═════ Rows

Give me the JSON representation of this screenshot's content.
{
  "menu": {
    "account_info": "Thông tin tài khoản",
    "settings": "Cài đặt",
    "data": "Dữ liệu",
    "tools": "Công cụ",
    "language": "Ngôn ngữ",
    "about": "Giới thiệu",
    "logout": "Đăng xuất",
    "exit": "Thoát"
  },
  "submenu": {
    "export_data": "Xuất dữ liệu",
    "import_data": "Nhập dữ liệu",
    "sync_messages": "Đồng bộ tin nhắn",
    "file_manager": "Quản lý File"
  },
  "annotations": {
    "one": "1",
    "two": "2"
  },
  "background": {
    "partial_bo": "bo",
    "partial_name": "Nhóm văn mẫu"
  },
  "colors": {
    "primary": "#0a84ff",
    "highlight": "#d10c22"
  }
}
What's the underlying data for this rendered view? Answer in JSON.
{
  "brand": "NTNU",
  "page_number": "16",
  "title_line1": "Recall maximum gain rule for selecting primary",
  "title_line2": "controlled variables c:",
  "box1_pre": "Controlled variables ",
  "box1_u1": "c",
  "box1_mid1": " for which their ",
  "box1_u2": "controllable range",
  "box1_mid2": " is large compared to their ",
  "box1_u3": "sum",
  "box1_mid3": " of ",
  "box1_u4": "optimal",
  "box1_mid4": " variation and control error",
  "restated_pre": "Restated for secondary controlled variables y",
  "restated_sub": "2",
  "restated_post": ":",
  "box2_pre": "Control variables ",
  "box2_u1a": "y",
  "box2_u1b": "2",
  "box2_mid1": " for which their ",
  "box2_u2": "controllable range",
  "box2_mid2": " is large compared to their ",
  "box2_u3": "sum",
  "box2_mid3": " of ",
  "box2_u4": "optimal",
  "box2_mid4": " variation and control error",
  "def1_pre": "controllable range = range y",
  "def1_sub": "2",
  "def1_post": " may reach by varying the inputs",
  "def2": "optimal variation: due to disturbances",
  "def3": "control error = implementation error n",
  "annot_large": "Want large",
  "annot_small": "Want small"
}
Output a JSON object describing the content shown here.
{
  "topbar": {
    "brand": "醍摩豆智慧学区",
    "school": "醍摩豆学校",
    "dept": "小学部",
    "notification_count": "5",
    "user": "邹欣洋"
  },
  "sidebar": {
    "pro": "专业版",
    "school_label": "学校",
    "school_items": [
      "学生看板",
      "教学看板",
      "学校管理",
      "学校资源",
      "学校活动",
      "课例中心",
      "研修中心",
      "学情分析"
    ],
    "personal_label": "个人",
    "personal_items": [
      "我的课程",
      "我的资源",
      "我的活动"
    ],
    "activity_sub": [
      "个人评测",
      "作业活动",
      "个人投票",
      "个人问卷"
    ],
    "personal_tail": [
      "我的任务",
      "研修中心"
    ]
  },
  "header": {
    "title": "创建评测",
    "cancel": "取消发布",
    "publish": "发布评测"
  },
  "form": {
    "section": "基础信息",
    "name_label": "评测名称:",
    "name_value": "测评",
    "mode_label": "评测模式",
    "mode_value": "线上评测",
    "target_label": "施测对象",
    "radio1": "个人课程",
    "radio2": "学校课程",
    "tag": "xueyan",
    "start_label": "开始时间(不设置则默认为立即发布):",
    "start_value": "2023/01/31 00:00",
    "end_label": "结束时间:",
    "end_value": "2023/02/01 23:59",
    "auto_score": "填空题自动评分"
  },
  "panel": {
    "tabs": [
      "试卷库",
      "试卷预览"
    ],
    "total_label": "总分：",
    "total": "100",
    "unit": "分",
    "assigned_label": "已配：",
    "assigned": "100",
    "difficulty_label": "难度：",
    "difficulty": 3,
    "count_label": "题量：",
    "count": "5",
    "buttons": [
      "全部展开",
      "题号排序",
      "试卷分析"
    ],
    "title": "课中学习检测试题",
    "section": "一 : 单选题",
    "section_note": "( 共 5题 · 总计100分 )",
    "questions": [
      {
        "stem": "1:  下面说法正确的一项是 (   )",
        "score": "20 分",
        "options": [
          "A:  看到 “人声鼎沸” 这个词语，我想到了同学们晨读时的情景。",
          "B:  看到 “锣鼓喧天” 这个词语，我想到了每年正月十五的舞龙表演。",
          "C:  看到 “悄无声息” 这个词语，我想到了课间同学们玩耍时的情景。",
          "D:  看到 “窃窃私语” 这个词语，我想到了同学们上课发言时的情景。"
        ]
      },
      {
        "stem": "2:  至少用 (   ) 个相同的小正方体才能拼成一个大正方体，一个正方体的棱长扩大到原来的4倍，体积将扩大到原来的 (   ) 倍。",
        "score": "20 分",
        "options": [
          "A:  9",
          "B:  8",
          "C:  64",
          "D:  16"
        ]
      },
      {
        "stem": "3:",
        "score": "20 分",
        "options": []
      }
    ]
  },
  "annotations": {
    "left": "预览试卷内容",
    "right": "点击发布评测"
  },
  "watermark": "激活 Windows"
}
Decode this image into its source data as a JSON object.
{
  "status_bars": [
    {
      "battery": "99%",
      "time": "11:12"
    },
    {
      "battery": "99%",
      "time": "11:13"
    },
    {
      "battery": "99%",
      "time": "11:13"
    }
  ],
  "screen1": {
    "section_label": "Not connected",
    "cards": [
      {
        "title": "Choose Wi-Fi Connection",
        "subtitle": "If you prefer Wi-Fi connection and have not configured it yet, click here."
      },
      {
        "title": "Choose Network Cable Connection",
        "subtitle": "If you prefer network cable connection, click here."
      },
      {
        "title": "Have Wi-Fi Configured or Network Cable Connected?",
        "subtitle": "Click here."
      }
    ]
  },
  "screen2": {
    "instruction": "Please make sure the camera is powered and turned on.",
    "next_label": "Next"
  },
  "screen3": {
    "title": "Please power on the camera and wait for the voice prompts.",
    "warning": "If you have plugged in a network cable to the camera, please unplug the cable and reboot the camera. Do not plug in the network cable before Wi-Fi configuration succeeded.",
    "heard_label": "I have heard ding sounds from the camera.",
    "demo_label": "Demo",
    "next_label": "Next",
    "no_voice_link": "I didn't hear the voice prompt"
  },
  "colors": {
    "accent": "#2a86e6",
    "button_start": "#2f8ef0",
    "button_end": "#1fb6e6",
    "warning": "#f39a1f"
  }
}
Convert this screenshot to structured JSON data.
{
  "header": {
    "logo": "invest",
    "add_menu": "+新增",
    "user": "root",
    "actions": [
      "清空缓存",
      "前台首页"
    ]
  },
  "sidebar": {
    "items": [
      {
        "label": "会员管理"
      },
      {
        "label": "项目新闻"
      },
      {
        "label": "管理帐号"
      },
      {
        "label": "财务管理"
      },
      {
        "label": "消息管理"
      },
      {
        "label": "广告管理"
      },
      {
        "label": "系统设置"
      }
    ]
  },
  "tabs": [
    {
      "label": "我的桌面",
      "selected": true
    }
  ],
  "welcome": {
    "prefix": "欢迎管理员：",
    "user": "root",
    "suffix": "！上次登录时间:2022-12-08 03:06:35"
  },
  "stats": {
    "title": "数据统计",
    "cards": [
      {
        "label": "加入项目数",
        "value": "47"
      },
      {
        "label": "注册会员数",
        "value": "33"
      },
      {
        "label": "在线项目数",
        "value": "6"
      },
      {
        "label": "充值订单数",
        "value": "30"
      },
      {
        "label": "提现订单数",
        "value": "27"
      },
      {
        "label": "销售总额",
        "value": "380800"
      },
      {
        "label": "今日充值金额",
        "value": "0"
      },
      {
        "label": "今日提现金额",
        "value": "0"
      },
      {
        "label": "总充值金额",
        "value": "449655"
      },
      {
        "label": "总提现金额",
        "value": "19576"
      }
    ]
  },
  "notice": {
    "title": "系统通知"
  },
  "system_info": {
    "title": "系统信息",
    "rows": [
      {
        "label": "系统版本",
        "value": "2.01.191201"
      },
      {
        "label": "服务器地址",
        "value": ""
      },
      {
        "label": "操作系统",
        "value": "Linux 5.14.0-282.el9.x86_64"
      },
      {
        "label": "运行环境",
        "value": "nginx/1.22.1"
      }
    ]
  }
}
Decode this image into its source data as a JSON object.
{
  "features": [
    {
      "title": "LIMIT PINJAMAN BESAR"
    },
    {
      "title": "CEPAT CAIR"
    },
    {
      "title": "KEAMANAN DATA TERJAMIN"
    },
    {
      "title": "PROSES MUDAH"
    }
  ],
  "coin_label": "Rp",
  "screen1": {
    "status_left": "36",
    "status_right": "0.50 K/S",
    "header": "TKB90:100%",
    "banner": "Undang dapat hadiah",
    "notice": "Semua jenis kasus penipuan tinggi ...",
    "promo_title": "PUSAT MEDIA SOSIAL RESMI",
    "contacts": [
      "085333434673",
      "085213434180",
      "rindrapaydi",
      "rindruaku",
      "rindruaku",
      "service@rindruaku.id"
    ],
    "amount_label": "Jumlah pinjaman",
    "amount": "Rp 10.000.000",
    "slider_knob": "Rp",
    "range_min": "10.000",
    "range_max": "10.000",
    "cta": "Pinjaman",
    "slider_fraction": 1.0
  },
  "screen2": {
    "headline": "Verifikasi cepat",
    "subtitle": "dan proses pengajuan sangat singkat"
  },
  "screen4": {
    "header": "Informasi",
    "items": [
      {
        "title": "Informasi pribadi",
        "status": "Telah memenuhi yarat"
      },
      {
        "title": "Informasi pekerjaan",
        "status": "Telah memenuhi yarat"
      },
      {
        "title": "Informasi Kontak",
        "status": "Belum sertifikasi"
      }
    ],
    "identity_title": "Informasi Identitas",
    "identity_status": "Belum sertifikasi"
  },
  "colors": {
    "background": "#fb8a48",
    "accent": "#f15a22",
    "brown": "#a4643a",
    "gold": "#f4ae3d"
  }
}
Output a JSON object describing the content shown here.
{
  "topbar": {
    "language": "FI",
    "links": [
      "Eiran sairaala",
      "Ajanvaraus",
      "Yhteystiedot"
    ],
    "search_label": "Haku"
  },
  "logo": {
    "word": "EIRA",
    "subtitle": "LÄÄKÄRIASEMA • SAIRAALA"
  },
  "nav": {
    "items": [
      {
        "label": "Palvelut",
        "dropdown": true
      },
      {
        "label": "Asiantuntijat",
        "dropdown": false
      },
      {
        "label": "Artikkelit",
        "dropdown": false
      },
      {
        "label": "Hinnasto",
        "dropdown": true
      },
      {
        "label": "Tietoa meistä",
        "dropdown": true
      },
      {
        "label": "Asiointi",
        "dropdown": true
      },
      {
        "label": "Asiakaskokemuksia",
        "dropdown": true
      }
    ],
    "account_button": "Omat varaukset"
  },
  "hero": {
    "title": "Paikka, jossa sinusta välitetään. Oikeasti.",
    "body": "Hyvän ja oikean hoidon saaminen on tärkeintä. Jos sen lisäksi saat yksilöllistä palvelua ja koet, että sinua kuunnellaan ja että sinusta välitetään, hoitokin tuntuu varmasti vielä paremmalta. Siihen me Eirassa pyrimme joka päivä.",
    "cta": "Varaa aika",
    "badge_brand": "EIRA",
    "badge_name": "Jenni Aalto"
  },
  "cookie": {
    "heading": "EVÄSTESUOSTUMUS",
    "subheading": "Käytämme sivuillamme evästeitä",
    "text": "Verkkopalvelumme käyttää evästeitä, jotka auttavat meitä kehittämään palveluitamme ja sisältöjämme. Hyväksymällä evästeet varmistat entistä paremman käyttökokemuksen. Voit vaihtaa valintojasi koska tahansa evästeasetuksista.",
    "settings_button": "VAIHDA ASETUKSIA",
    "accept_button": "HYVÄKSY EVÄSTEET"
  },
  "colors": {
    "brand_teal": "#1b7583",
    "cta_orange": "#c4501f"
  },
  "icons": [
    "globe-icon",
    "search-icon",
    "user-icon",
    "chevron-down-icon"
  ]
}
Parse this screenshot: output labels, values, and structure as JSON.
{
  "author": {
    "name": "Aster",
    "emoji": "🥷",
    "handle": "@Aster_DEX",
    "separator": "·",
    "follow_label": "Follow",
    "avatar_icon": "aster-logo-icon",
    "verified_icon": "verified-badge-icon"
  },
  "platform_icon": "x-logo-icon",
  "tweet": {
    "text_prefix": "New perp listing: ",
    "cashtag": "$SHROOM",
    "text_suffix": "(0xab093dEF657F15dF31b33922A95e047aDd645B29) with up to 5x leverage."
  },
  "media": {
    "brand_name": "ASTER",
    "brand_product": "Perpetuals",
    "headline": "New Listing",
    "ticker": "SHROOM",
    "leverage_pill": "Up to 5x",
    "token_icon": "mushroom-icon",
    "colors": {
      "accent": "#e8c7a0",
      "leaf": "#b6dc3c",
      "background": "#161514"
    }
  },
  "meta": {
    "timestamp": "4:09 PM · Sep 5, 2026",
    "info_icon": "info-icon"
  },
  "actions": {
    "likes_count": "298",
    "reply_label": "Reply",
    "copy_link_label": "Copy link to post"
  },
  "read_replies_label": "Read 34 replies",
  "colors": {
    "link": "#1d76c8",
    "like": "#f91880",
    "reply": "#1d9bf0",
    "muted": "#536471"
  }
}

══════════

Look over the records above and copy each line that includes the string "optimal".

Output ->
  "box1_u4": "optimal",
  "box2_u4": "optimal",
  "def2": "optimal variation: due to disturbances",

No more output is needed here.